• Requirement: Write the data out again in full, with no departure from the original.

• Extracted data:
=-=-=

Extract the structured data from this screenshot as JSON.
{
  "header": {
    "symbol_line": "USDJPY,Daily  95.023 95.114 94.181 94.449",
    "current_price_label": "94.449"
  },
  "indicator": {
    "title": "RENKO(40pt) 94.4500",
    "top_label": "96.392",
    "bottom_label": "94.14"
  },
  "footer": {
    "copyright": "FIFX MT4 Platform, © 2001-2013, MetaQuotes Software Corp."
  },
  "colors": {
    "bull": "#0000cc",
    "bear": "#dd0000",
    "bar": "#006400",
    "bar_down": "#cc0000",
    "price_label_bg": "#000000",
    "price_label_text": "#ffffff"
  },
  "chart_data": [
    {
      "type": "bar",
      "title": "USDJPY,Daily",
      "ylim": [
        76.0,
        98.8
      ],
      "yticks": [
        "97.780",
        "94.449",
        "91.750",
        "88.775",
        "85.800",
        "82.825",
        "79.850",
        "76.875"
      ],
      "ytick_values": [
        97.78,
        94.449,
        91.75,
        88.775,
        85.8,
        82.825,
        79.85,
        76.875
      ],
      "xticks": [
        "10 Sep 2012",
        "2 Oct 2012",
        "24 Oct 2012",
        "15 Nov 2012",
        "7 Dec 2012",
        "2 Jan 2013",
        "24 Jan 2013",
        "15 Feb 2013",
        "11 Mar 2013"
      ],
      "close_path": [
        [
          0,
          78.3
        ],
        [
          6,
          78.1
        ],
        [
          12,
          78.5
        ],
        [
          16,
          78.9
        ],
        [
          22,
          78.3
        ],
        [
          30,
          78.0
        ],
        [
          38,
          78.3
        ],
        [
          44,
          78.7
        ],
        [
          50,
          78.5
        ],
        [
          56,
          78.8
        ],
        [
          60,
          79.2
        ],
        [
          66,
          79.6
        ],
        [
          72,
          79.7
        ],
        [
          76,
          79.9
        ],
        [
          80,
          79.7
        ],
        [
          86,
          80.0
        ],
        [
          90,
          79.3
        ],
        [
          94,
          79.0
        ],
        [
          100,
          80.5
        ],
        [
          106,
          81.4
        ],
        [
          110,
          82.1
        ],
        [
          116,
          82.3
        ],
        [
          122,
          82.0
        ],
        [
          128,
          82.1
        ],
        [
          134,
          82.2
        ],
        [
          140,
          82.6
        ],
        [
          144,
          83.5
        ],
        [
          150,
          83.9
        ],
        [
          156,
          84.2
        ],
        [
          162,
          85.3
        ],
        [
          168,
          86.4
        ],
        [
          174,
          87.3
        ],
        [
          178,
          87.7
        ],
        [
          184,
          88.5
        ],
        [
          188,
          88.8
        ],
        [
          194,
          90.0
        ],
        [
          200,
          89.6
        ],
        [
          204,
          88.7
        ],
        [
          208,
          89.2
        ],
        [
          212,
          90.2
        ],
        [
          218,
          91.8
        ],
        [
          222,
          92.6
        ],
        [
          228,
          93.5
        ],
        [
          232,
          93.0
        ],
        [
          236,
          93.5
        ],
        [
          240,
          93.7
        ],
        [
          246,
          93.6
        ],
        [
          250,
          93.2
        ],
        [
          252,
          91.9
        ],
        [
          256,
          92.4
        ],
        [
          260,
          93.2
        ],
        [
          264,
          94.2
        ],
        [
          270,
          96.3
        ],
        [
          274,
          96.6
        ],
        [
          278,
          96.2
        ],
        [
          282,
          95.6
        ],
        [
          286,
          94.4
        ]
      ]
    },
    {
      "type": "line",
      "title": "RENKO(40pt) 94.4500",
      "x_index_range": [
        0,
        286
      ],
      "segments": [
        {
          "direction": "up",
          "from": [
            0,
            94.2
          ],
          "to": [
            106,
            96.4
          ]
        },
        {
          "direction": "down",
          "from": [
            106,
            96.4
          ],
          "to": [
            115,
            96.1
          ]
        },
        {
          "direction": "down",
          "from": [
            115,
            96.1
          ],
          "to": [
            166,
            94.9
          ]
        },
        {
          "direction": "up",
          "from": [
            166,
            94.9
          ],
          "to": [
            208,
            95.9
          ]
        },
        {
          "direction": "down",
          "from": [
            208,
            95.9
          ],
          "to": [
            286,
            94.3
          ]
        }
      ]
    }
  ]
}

=-=-=

• Response to this exercise:
Extract the structured data from this screenshot as JSON.
{
  "header": {
    "symbol_line": "USDJPY,Daily  95.023 95.114 94.181 94.449",
    "current_price_label": "94.449"
  },
  "indicator": {
    "title": "RENKO(40pt) 94.4500",
    "top_label": "96.392",
    "bottom_label": "94.14"
  },
  "footer": {
    "copyright": "FIFX MT4 Platform, © 2001-2013, MetaQuotes Software Corp."
  },
  "colors": {
    "bull": "#0000cc",
    "bear": "#dd0000",
    "bar": "#006400",
    "bar_down": "#cc0000",
    "price_label_bg": "#000000",
    "price_label_text": "#ffffff"
  },
  "chart_data": [
    {
      "type": "bar",
      "title": "USDJPY,Daily",
      "ylim": [
        76.0,
        98.8
      ],
      "yticks": [
        "97.780",
        "94.449",
        "91.750",
        "88.775",
        "85.800",
        "82.825",
        "79.850",
        "76.875"
      ],
      "ytick_values": [
        97.78,
        94.449,
        91.75,
        88.775,
        85.8,
        82.825,
        79.85,
        76.875
      ],
      "xticks": [
        "10 Sep 2012",
        "2 Oct 2012",
        "24 Oct 2012",
        "15 Nov 2012",
        "7 Dec 2012",
        "2 Jan 2013",
        "24 Jan 2013",
        "15 Feb 2013",
        "11 Mar 2013"
      ],
      "close_path": [
        [
          0,
          78.3
        ],
        [
          6,
          78.1
        ],
        [
          12,
          78.5
        ],
        [
          16,
          78.9
        ],
        [
          22,
          78.3
        ],
        [
          30,
          78.0
        ],
        [
          38,
          78.3
        ],
        [
          44,
          78.7
        ],
        [
          50,
          78.5
        ],
        [
          56,
          78.8
        ],
        [
          60,
          79.2
        ],
        [
          66,
          79.6
        ],
        [
          72,
          79.7
        ],
        [
          76,
          79.9
        ],
        [
          80,
          79.7
        ],
        [
          86,
          80.0
        ],
        [
          90,
          79.3
        ],
        [
          94,
          79.0
        ],
        [
          100,
          80.5
        ],
        [
          106,
          81.4
        ],
        [
          110,
          82.1
        ],
        [
          116,
          82.3
        ],
        [
          122,
          82.0
        ],
        [
          128,
          82.1
        ],
        [
          134,
          82.2
        ],
        [
          140,
          82.6
        ],
        [
          144,
          83.5
        ],
        [
          150,
          83.9
        ],
        [
          156,
          84.2
        ],
        [
          162,
          85.3
        ],
        [
          168,
          86.4
        ],
        [
          174,
          87.3
        ],
        [
          178,
          87.7
        ],
        [
          184,
          88.5
        ],
        [
          188,
          88.8
        ],
        [
          194,
          90.0
        ],
        [
          200,
          89.6
        ],
        [
          204,
          88.7
        ],
        [
          208,
          89.2
        ],
        [
          212,
          90.2
        ],
        [
          218,
          91.8
        ],
        [
          222,
          92.6
        ],
        [
          228,
          93.5
        ],
        [
          232,
          93.0
        ],
        [
          236,
          93.5
        ],
        [
          240,
          93.7
        ],
        [
          246,
          93.6
        ],
        [
          250,
          93.2
        ],
        [
          252,
          91.9
        ],
        [
          256,
          92.4
        ],
        [
          260,
          93.2
        ],
        [
          264,
          94.2
        ],
        [
          270,
          96.3
        ],
        [
          274,
          96.6
        ],
        [
          278,
          96.2
        ],
        [
          282,
          95.6
        ],
        [
          286,
          94.4
        ]
      ]
    },
    {
      "type": "line",
      "title": "RENKO(40pt) 94.4500",
      "x_index_range": [
        0,
        286
      ],
      "segments": [
        {
          "direction": "up",
          "from": [
            0,
            94.2
          ],
          "to": [
            106,
            96.4
          ]
        },
        {
          "direction": "down",
          "from": [
            106,
            96.4
          ],
          "to": [
            115,
            96.1
          ]
        },
        {
          "direction": "down",
          "from": [
            115,
            96.1
          ],
          "to": [
            166,
            94.9
          ]
        },
        {
          "direction": "up",
          "from": [
            166,
            94.9
          ],
          "to": [
            208,
            95.9
          ]
        },
        {
          "direction": "down",
          "from": [
            208,
            95.9
          ],
          "to": [
            286,
            94.3
          ]
        }
      ]
    }
  ]
}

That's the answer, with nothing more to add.